--- Start Entries shown ---

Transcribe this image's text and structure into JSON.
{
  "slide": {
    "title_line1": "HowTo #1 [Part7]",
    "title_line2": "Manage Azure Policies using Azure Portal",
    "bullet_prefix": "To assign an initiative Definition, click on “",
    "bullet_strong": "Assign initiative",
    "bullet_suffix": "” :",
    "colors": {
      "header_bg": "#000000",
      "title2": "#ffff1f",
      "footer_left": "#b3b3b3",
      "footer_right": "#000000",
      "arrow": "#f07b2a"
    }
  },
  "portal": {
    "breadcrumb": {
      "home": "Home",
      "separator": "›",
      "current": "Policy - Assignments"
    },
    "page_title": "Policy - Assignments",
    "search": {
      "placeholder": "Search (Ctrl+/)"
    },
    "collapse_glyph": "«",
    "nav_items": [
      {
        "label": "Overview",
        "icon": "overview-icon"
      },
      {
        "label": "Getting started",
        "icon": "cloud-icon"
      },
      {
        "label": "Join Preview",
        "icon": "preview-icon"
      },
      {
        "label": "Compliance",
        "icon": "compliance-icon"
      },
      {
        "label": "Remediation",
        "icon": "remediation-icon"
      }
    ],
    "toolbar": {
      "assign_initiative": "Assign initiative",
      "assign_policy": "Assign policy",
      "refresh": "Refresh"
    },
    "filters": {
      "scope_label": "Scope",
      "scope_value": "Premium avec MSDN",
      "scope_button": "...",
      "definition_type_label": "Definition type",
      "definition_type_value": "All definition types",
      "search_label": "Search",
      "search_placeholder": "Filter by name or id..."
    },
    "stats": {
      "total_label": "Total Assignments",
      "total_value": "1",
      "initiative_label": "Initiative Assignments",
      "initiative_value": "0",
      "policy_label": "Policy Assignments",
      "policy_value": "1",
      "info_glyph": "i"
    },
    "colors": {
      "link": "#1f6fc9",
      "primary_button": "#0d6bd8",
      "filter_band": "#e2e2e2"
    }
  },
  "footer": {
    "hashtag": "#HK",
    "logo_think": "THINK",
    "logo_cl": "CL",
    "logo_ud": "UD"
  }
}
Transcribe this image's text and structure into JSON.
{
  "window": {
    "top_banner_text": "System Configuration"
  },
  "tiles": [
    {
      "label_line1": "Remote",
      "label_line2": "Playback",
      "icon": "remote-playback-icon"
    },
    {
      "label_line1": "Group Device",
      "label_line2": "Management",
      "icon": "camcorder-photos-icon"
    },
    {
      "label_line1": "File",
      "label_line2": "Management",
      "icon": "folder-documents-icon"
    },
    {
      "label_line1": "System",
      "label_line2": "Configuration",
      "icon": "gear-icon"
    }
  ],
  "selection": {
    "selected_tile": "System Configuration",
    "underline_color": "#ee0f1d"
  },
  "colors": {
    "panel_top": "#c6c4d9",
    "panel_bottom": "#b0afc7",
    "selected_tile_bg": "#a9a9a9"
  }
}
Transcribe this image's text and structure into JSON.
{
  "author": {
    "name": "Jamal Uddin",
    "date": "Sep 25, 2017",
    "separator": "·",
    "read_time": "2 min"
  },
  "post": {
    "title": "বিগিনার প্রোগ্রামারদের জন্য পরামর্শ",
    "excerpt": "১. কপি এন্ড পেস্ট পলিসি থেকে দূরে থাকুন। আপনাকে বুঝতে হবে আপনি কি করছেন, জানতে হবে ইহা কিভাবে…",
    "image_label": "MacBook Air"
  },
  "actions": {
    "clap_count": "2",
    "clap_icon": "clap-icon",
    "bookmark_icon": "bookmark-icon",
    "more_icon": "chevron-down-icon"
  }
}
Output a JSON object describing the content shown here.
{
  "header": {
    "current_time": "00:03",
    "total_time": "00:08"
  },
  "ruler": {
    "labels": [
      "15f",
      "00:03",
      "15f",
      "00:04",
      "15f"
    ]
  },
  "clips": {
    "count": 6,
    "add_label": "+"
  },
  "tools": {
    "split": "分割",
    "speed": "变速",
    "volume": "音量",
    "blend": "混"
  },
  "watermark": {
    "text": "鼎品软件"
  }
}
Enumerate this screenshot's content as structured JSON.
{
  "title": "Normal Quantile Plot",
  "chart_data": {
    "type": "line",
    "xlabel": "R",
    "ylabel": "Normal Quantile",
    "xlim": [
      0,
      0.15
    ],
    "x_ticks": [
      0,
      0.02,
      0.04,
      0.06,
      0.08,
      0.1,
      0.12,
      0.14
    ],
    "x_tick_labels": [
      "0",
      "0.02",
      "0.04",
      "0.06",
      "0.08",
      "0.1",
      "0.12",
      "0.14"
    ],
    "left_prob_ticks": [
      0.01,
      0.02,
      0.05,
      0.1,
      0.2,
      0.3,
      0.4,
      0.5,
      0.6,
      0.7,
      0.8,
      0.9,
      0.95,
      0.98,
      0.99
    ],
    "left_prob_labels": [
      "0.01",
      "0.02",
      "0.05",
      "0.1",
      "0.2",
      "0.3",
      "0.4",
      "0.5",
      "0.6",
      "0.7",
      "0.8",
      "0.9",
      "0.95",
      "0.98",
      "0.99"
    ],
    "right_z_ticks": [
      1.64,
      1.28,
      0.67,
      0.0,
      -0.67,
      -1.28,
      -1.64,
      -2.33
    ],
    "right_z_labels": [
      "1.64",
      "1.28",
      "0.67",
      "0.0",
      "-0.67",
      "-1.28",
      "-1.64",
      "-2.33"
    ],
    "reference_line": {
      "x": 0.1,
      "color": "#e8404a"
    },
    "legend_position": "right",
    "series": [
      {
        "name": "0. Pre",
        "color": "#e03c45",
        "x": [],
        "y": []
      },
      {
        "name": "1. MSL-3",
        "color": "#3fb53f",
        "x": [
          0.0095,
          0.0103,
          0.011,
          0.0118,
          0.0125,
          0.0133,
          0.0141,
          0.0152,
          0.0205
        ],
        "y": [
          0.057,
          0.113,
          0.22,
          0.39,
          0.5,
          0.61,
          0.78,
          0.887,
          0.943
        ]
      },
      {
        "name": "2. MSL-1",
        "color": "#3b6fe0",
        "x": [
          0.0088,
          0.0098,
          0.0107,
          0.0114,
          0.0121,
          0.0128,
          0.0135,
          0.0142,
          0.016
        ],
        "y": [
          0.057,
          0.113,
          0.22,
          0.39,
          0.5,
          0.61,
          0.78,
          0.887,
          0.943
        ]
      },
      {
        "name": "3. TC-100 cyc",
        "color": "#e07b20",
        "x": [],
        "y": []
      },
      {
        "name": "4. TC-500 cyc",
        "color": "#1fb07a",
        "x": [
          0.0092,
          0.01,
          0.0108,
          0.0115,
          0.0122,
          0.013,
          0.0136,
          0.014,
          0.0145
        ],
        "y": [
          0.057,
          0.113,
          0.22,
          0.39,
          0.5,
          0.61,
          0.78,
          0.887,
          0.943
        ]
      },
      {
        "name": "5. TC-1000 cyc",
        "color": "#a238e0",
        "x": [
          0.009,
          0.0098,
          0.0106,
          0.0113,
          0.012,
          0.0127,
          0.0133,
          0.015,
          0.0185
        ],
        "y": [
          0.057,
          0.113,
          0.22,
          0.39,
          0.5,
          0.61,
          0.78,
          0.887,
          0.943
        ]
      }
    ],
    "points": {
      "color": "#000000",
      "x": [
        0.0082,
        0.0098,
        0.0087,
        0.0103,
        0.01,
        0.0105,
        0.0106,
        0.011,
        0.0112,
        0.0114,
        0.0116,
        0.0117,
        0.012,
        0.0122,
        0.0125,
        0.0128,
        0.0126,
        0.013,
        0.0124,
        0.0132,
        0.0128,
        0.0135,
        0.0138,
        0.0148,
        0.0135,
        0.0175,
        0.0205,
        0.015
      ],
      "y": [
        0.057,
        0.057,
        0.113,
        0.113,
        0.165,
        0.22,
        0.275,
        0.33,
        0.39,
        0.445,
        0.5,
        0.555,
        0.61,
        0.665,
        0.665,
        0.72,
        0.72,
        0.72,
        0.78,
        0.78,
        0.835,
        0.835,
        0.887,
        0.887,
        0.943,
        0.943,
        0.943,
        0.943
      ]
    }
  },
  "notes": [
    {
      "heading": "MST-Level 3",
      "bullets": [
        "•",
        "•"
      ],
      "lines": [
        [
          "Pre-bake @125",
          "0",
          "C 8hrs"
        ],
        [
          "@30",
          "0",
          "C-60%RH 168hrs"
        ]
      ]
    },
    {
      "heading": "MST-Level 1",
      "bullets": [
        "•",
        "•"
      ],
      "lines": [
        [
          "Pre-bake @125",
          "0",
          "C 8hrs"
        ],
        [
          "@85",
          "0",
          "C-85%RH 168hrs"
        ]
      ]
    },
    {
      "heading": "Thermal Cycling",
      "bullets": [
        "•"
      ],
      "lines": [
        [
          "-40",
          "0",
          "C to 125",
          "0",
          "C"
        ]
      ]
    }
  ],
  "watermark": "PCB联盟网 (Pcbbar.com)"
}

--- End Entries shown ---

Problem to work on: Find each line holding the word "Assignments" and copy it.

Correct result:
      "current": "Policy - Assignments"
    "page_title": "Policy - Assignments",
      "total_label": "Total Assignments",
      "initiative_label": "Initiative Assignments",
      "policy_label": "Policy Assignments",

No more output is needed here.